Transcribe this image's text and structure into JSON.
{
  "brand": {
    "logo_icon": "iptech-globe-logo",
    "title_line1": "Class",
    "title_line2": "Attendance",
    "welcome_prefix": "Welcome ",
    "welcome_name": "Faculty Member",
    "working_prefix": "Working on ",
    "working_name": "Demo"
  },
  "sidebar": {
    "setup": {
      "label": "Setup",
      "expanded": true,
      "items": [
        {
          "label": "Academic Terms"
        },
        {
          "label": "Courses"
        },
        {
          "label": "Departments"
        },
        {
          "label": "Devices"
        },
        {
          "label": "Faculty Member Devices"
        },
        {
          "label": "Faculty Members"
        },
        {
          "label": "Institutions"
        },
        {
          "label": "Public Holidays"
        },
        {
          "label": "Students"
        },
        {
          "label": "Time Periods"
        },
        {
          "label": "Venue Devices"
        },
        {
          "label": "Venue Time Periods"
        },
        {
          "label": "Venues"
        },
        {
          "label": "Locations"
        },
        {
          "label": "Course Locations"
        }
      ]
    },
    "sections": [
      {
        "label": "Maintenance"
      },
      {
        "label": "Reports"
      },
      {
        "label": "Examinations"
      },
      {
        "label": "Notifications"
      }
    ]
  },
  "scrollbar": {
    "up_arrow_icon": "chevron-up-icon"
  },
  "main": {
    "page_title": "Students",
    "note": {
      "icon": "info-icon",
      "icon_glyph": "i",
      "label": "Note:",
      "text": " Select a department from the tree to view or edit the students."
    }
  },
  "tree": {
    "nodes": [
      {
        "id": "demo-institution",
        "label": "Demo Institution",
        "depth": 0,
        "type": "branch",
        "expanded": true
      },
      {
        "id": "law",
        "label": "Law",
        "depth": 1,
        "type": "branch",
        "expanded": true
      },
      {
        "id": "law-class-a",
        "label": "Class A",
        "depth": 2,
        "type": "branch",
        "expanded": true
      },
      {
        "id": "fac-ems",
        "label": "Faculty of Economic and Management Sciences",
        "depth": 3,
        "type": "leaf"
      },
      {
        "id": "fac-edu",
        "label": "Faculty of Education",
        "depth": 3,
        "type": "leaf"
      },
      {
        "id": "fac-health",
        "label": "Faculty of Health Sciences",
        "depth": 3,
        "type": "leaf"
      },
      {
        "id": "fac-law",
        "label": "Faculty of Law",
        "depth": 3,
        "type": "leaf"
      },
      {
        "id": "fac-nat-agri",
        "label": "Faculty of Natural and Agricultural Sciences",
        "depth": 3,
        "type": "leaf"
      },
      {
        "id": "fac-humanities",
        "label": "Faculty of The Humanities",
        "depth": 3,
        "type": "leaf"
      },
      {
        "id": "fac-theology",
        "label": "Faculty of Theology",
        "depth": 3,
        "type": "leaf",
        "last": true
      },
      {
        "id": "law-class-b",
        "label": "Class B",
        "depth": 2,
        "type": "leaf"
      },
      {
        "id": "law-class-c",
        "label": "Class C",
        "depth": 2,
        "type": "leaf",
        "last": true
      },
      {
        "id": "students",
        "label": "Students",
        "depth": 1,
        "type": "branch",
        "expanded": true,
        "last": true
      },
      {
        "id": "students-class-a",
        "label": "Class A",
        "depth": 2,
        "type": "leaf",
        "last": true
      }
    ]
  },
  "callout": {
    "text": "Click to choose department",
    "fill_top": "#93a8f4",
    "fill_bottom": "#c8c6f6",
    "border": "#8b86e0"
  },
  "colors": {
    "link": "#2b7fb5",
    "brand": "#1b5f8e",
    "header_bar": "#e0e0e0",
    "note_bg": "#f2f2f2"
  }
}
+ + + + +
## Description of the task
Retype all the records, matching them exactly.

## Written answer
Transcribe this image's text and structure into JSON.
{
  "brand": {
    "logo_icon": "iptech-globe-logo",
    "title_line1": "Class",
    "title_line2": "Attendance",
    "welcome_prefix": "Welcome ",
    "welcome_name": "Faculty Member",
    "working_prefix": "Working on ",
    "working_name": "Demo"
  },
  "sidebar": {
    "setup": {
      "label": "Setup",
      "expanded": true,
      "items": [
        {
          "label": "Academic Terms"
        },
        {
          "label": "Courses"
        },
        {
          "label": "Departments"
        },
        {
          "label": "Devices"
        },
        {
          "label": "Faculty Member Devices"
        },
        {
          "label": "Faculty Members"
        },
        {
          "label": "Institutions"
        },
        {
          "label": "Public Holidays"
        },
        {
          "label": "Students"
        },
        {
          "label": "Time Periods"
        },
        {
          "label": "Venue Devices"
        },
        {
          "label": "Venue Time Periods"
        },
        {
          "label": "Venues"
        },
        {
          "label": "Locations"
        },
        {
          "label": "Course Locations"
        }
      ]
    },
    "sections": [
      {
        "label": "Maintenance"
      },
      {
        "label": "Reports"
      },
      {
        "label": "Examinations"
      },
      {
        "label": "Notifications"
      }
    ]
  },
  "scrollbar": {
    "up_arrow_icon": "chevron-up-icon"
  },
  "main": {
    "page_title": "Students",
    "note": {
      "icon": "info-icon",
      "icon_glyph": "i",
      "label": "Note:",
      "text": " Select a department from the tree to view or edit the students."
    }
  },
  "tree": {
    "nodes": [
      {
        "id": "demo-institution",
        "label": "Demo Institution",
        "depth": 0,
        "type": "branch",
        "expanded": true
      },
      {
        "id": "law",
        "label": "Law",
        "depth": 1,
        "type": "branch",
        "expanded": true
      },
      {
        "id": "law-class-a",
        "label": "Class A",
        "depth": 2,
        "type": "branch",
        "expanded": true
      },
      {
        "id": "fac-ems",
        "label": "Faculty of Economic and Management Sciences",
        "depth": 3,
        "type": "leaf"
      },
      {
        "id": "fac-edu",
        "label": "Faculty of Education",
        "depth": 3,
        "type": "leaf"
      },
      {
        "id": "fac-health",
        "label": "Faculty of Health Sciences",
        "depth": 3,
        "type": "leaf"
      },
      {
        "id": "fac-law",
        "label": "Faculty of Law",
        "depth": 3,
        "type": "leaf"
      },
      {
        "id": "fac-nat-agri",
        "label": "Faculty of Natural and Agricultural Sciences",
        "depth": 3,
        "type": "leaf"
      },
      {
        "id": "fac-humanities",
        "label": "Faculty of The Humanities",
        "depth": 3,
        "type": "leaf"
      },
      {
        "id": "fac-theology",
        "label": "Faculty of Theology",
        "depth": 3,
        "type": "leaf",
        "last": true
      },
      {
        "id": "law-class-b",
        "label": "Class B",
        "depth": 2,
        "type": "leaf"
      },
      {
        "id": "law-class-c",
        "label": "Class C",
        "depth": 2,
        "type": "leaf",
        "last": true
      },
      {
        "id": "students",
        "label": "Students",
        "depth": 1,
        "type": "branch",
        "expanded": true,
        "last": true
      },
      {
        "id": "students-class-a",
        "label": "Class A",
        "depth": 2,
        "type": "leaf",
        "last": true
      }
    ]
  },
  "callout": {
    "text": "Click to choose department",
    "fill_top": "#93a8f4",
    "fill_bottom": "#c8c6f6",
    "border": "#8b86e0"
  },
  "colors": {
    "link": "#2b7fb5",
    "brand": "#1b5f8e",
    "header_bar": "#e0e0e0",
    "note_bg": "#f2f2f2"
  }
}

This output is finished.